• [What the task asks]:
Provide the count of lines that hold "true" and no other output.

*** Source records

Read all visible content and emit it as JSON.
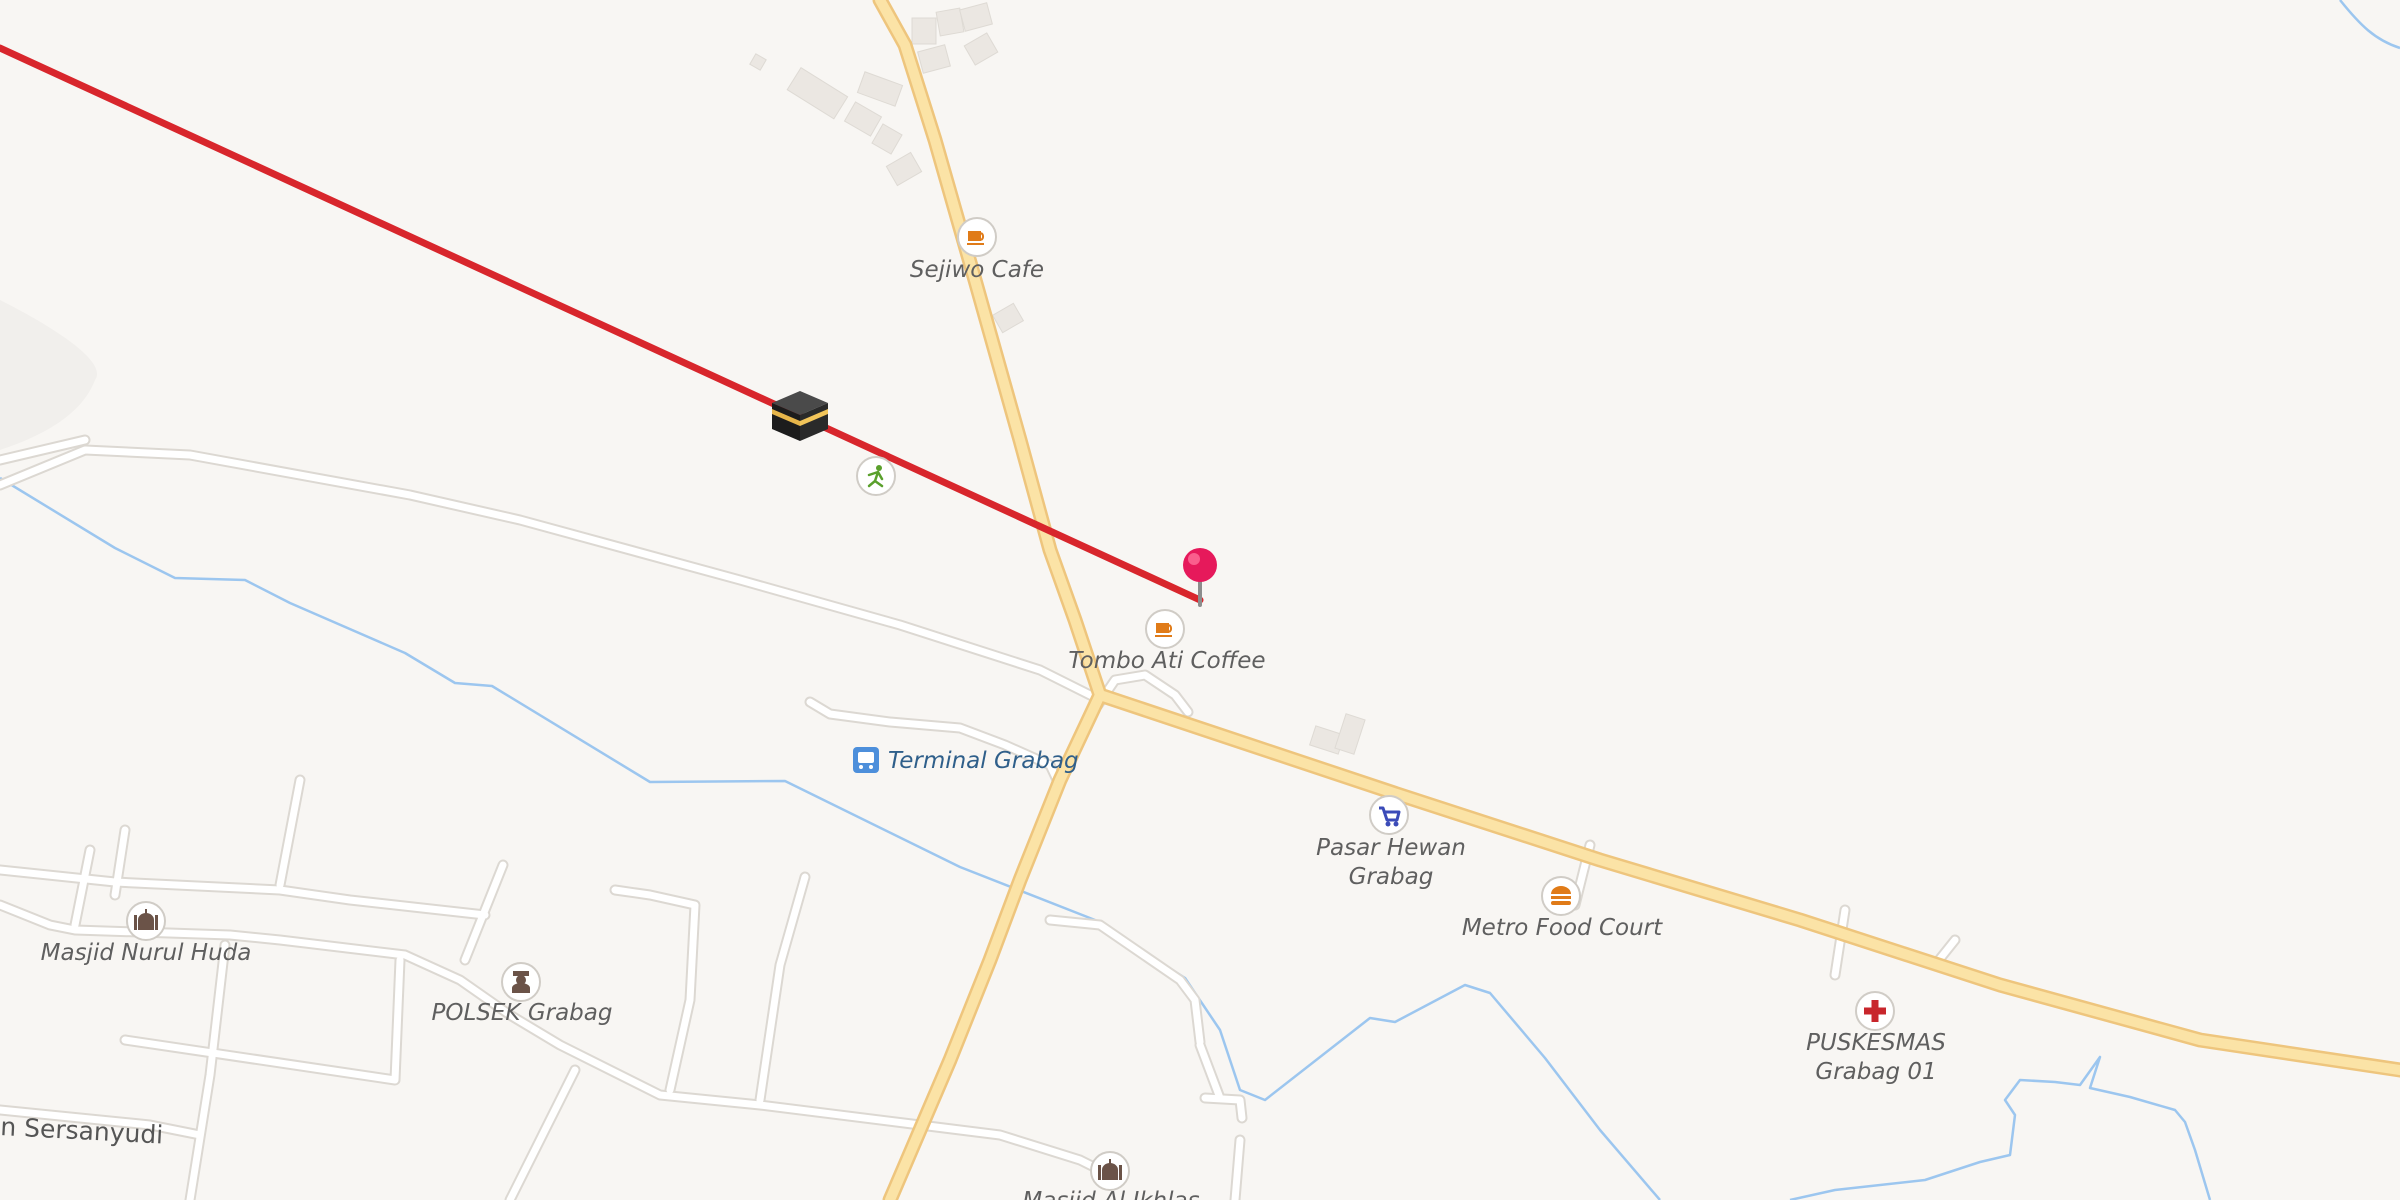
{
  "map": {
    "colors": {
      "background": "#f8f6f3",
      "main_road": "#fbe3a6",
      "main_road_edge": "#eec57d",
      "minor_road": "#ffffff",
      "minor_road_edge": "#dcd8d2",
      "waterway": "#9cc6ef",
      "qibla_line": "#d8262c",
      "pin": "#e6195b",
      "building": "#ebe7e2"
    },
    "markers": {
      "kaaba": {
        "icon": "kaaba-icon"
      },
      "pin": {
        "icon": "map-pin-icon"
      }
    },
    "pois": [
      {
        "id": "sejiwo-cafe",
        "icon": "coffee-cup-icon",
        "label": "Sejiwo Cafe"
      },
      {
        "id": "tombo-ati-coffee",
        "icon": "coffee-cup-icon",
        "label": "Tombo Ati Coffee"
      },
      {
        "id": "terminal-grabag",
        "icon": "bus-icon",
        "label": "Terminal Grabag"
      },
      {
        "id": "pasar-hewan-grabag",
        "icon": "shopping-cart-icon",
        "label_lines": [
          "Pasar Hewan",
          "Grabag"
        ]
      },
      {
        "id": "metro-food-court",
        "icon": "burger-icon",
        "label": "Metro Food Court"
      },
      {
        "id": "puskesmas-grabag-01",
        "icon": "medical-cross-icon",
        "label_lines": [
          "PUSKESMAS",
          "Grabag 01"
        ]
      },
      {
        "id": "masjid-nurul-huda",
        "icon": "mosque-icon",
        "label": "Masjid Nurul Huda"
      },
      {
        "id": "polsek-grabag",
        "icon": "police-icon",
        "label": "POLSEK Grabag"
      },
      {
        "id": "masjid-al-ikhlas",
        "icon": "mosque-icon",
        "label": "Masjid Al Ikhlas"
      },
      {
        "id": "sports",
        "icon": "running-person-icon"
      }
    ],
    "road_labels": [
      {
        "id": "sersanyudi",
        "label": "n Sersanyudi"
      }
    ]
  }
}
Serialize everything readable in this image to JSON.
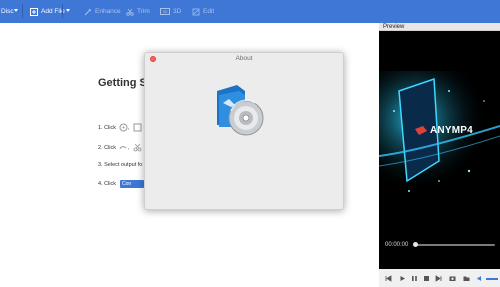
{
  "toolbar": {
    "disc_label": "Disc",
    "add_file_label": "Add File",
    "enhance_label": "Enhance",
    "trim_label": "Trim",
    "threed_label": "3D",
    "edit_label": "Edit",
    "threed_icon_text": "3D"
  },
  "getting_started": {
    "title": "Getting Sta",
    "step1": "1. Click",
    "step1_sep": ",",
    "step2": "2. Click",
    "step2_sep": ",",
    "step3": "3. Select output fo",
    "step4": "4. Click",
    "step4_button": "Con"
  },
  "about_dialog": {
    "title": "About"
  },
  "preview": {
    "header": "Preview",
    "brand": "ANYMP4",
    "time": "00:00:00",
    "progress": 0
  },
  "colors": {
    "toolbar_bg": "#3f77d6",
    "accent": "#3f77d6",
    "close_button": "#ff5f57"
  }
}
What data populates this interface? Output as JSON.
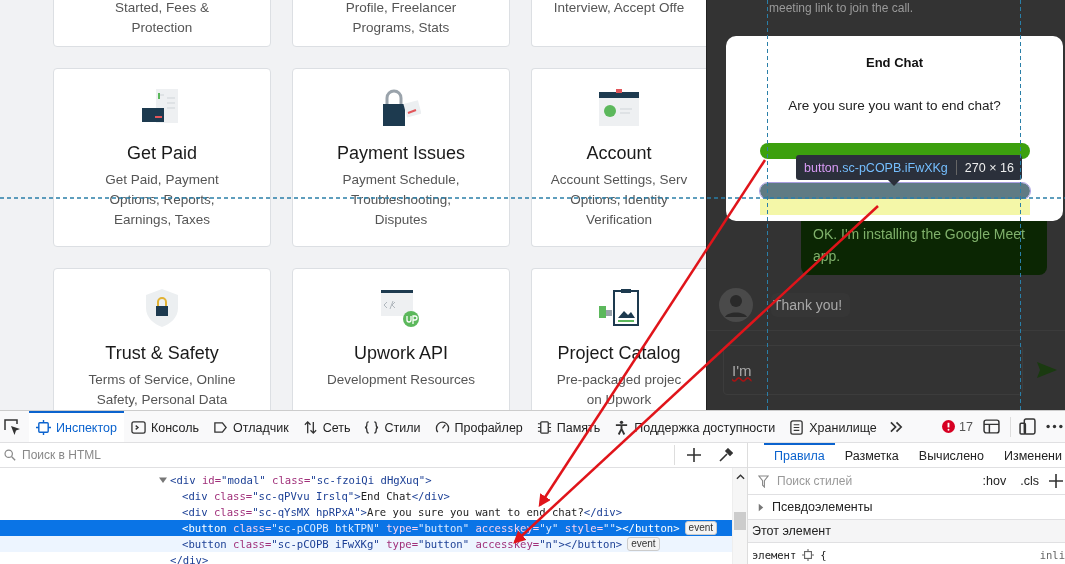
{
  "help_cards": [
    {
      "description": [
        "Started, Fees &",
        "Protection"
      ]
    },
    {
      "description": [
        "Profile, Freelancer",
        "Programs, Stats"
      ]
    },
    {
      "description": [
        "Interview, Accept Offe"
      ]
    },
    {
      "title": "Get Paid",
      "description": [
        "Get Paid, Payment",
        "Options, Reports,",
        "Earnings, Taxes"
      ]
    },
    {
      "title": "Payment Issues",
      "description": [
        "Payment Schedule,",
        "Troubleshooting,",
        "Disputes"
      ]
    },
    {
      "title": "Account",
      "description": [
        "Account Settings, Serv",
        "Options, Identity",
        "Verification"
      ]
    },
    {
      "title": "Trust & Safety",
      "description": [
        "Terms of Service, Online",
        "Safety, Personal Data"
      ]
    },
    {
      "title": "Upwork API",
      "description": [
        "Development Resources"
      ]
    },
    {
      "title": "Project Catalog",
      "description": [
        "Pre-packaged projec",
        "on Upwork"
      ]
    }
  ],
  "chat": {
    "messages": [
      {
        "kind": "plain",
        "text": "meeting link to join the call."
      },
      {
        "kind": "outgoing",
        "text": "OK. I'm installing the Google Meet app."
      },
      {
        "kind": "incoming",
        "text": "Thank you!"
      }
    ],
    "input": {
      "value": "I'm"
    }
  },
  "modal": {
    "title": "End Chat",
    "message": "Are you sure you want to end chat?",
    "buttons": [
      {
        "kind": "confirm",
        "highlighted": false
      },
      {
        "kind": "cancel",
        "highlighted": true
      }
    ]
  },
  "inspector_tooltip": {
    "element": "button",
    "classes": ".sc-pCOPB.iFwXKg",
    "size": "270 × 16"
  },
  "devtools": {
    "tools": [
      {
        "label": "Инспектор",
        "selected": true
      },
      {
        "label": "Консоль",
        "selected": false
      },
      {
        "label": "Отладчик",
        "selected": false
      },
      {
        "label": "Сеть",
        "selected": false
      },
      {
        "label": "Стили",
        "selected": false
      },
      {
        "label": "Профайлер",
        "selected": false
      },
      {
        "label": "Память",
        "selected": false
      },
      {
        "label": "Поддержка доступности",
        "selected": false
      },
      {
        "label": "Хранилище",
        "selected": false
      }
    ],
    "error_count": "17",
    "html_search": {
      "placeholder": "Поиск в HTML"
    },
    "tree": [
      {
        "expanded": true,
        "selected": false,
        "highlighted": false,
        "tokens": [
          {
            "kind": "tag",
            "text": "<div"
          },
          {
            "kind": "attr",
            "text": " id="
          },
          {
            "kind": "value",
            "text": "\"modal\""
          },
          {
            "kind": "attr",
            "text": " class="
          },
          {
            "kind": "value",
            "text": "\"sc-fzoiQi dHgXuq\""
          },
          {
            "kind": "tag",
            "text": ">"
          }
        ],
        "children": [
          {
            "selected": false,
            "highlighted": false,
            "tokens": [
              {
                "kind": "tag",
                "text": "<div"
              },
              {
                "kind": "attr",
                "text": " class="
              },
              {
                "kind": "value",
                "text": "\"sc-qPVvu Irslq\""
              },
              {
                "kind": "tag",
                "text": ">"
              },
              {
                "kind": "text",
                "text": "End Chat"
              },
              {
                "kind": "tag",
                "text": "</div>"
              }
            ]
          },
          {
            "selected": false,
            "highlighted": false,
            "tokens": [
              {
                "kind": "tag",
                "text": "<div"
              },
              {
                "kind": "attr",
                "text": " class="
              },
              {
                "kind": "value",
                "text": "\"sc-qYsMX hpRPxA\""
              },
              {
                "kind": "tag",
                "text": ">"
              },
              {
                "kind": "text",
                "text": "Are you sure you want to end chat?"
              },
              {
                "kind": "tag",
                "text": "</div>"
              }
            ]
          },
          {
            "selected": true,
            "highlighted": false,
            "badge": "event",
            "tokens": [
              {
                "kind": "tag",
                "text": "<button"
              },
              {
                "kind": "attr",
                "text": " class="
              },
              {
                "kind": "value",
                "text": "\"sc-pCOPB btkTPN\""
              },
              {
                "kind": "attr",
                "text": " type="
              },
              {
                "kind": "value",
                "text": "\"button\""
              },
              {
                "kind": "attr",
                "text": " accesskey="
              },
              {
                "kind": "value",
                "text": "\"y\""
              },
              {
                "kind": "attr",
                "text": " style="
              },
              {
                "kind": "value",
                "text": "\"\""
              },
              {
                "kind": "tag",
                "text": "></button>"
              }
            ]
          },
          {
            "selected": false,
            "highlighted": true,
            "badge": "event",
            "tokens": [
              {
                "kind": "tag",
                "text": "<button"
              },
              {
                "kind": "attr",
                "text": " class="
              },
              {
                "kind": "value",
                "text": "\"sc-pCOPB iFwXKg\""
              },
              {
                "kind": "attr",
                "text": " type="
              },
              {
                "kind": "value",
                "text": "\"button\""
              },
              {
                "kind": "attr",
                "text": " accesskey="
              },
              {
                "kind": "value",
                "text": "\"n\""
              },
              {
                "kind": "tag",
                "text": "></button>"
              }
            ]
          }
        ],
        "closing": [
          {
            "kind": "tag",
            "text": "</div>"
          }
        ]
      }
    ],
    "sidebar_tabs": [
      {
        "label": "Правила",
        "selected": true
      },
      {
        "label": "Разметка",
        "selected": false
      },
      {
        "label": "Вычислено",
        "selected": false
      },
      {
        "label": "Изменени",
        "selected": false
      }
    ],
    "style_filter": {
      "placeholder": "Поиск стилей"
    },
    "filter_buttons": [
      ":hov",
      ".cls"
    ],
    "pseudo_section": "Псевдоэлементы",
    "element_section": "Этот элемент",
    "rule": {
      "selector": "элемент",
      "brace": "{",
      "source": "inli"
    }
  }
}
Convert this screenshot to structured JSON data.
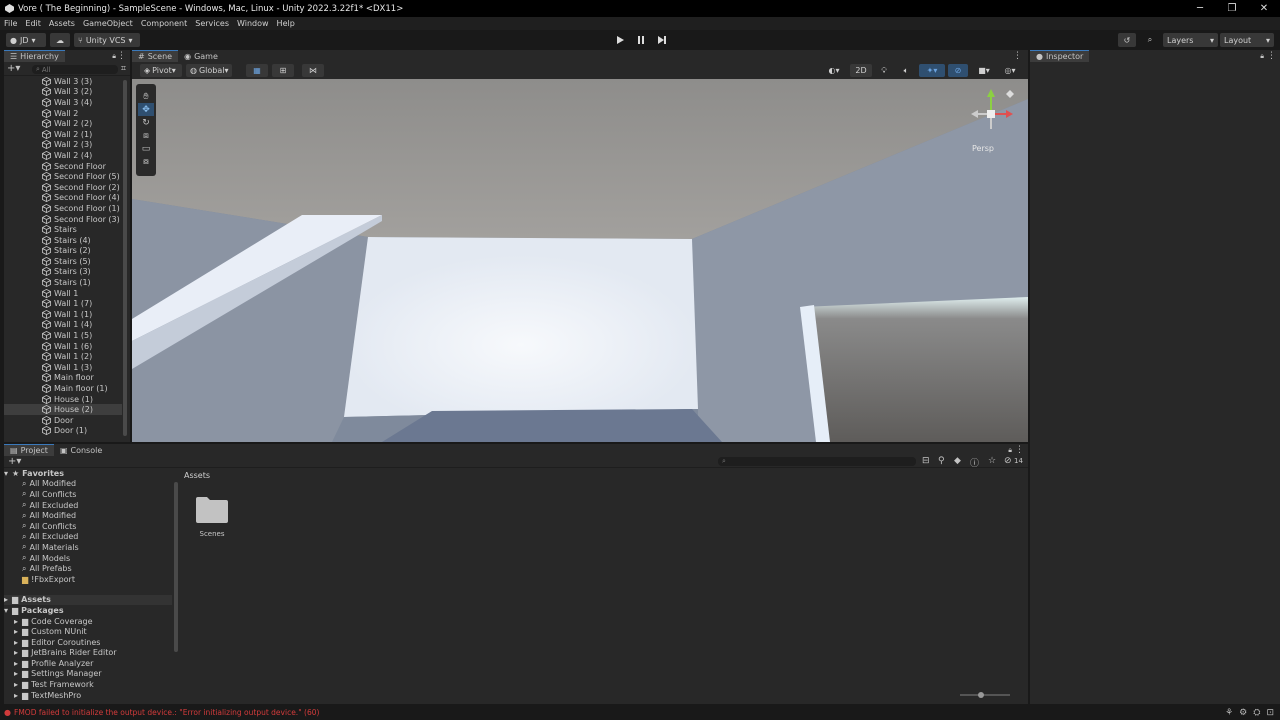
{
  "window": {
    "title": "Vore ( The Beginning) - SampleScene - Windows, Mac, Linux - Unity 2022.3.22f1* <DX11>",
    "controls": [
      "─",
      "❐",
      "✕"
    ]
  },
  "menu": [
    "File",
    "Edit",
    "Assets",
    "GameObject",
    "Component",
    "Services",
    "Window",
    "Help"
  ],
  "toolbar": {
    "account": "JD",
    "vcs": "Unity VCS",
    "layers": "Layers",
    "layout": "Layout"
  },
  "hierarchy": {
    "tab": "Hierarchy",
    "search_placeholder": "All",
    "items": [
      "Wall 3 (3)",
      "Wall 3 (2)",
      "Wall 3 (4)",
      "Wall 2",
      "Wall 2 (2)",
      "Wall 2 (1)",
      "Wall 2 (3)",
      "Wall 2 (4)",
      "Second Floor",
      "Second Floor (5)",
      "Second Floor (2)",
      "Second Floor (4)",
      "Second Floor (1)",
      "Second Floor (3)",
      "Stairs",
      "Stairs (4)",
      "Stairs (2)",
      "Stairs (5)",
      "Stairs (3)",
      "Stairs (1)",
      "Wall 1",
      "Wall 1 (7)",
      "Wall 1 (1)",
      "Wall 1 (4)",
      "Wall 1 (5)",
      "Wall 1 (6)",
      "Wall 1 (2)",
      "Wall 1 (3)",
      "Main floor",
      "Main floor (1)",
      "House (1)",
      "House (2)",
      "Door",
      "Door (1)"
    ]
  },
  "scene": {
    "tabs": [
      "Scene",
      "Game"
    ],
    "pivot": "Pivot",
    "global": "Global",
    "mode_2d": "2D",
    "gizmo_label": "Persp"
  },
  "inspector": {
    "tab": "Inspector"
  },
  "project": {
    "tabs": [
      "Project",
      "Console"
    ],
    "favorites_label": "Favorites",
    "favorites": [
      "All Modified",
      "All Conflicts",
      "All Excluded",
      "All Modified",
      "All Conflicts",
      "All Excluded",
      "All Materials",
      "All Models",
      "All Prefabs",
      "!FbxExport"
    ],
    "assets_label": "Assets",
    "packages_label": "Packages",
    "packages": [
      "Code Coverage",
      "Custom NUnit",
      "Editor Coroutines",
      "JetBrains Rider Editor",
      "Profile Analyzer",
      "Settings Manager",
      "Test Framework",
      "TextMeshPro"
    ],
    "breadcrumb": "Assets",
    "folder_name": "Scenes",
    "count": "14"
  },
  "status": {
    "error": "FMOD failed to initialize the output device.: \"Error initializing output device.\" (60)"
  },
  "colors": {
    "accent": "#3a79bb",
    "error": "#d23b3b"
  }
}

******

• [Answer to the task]:
6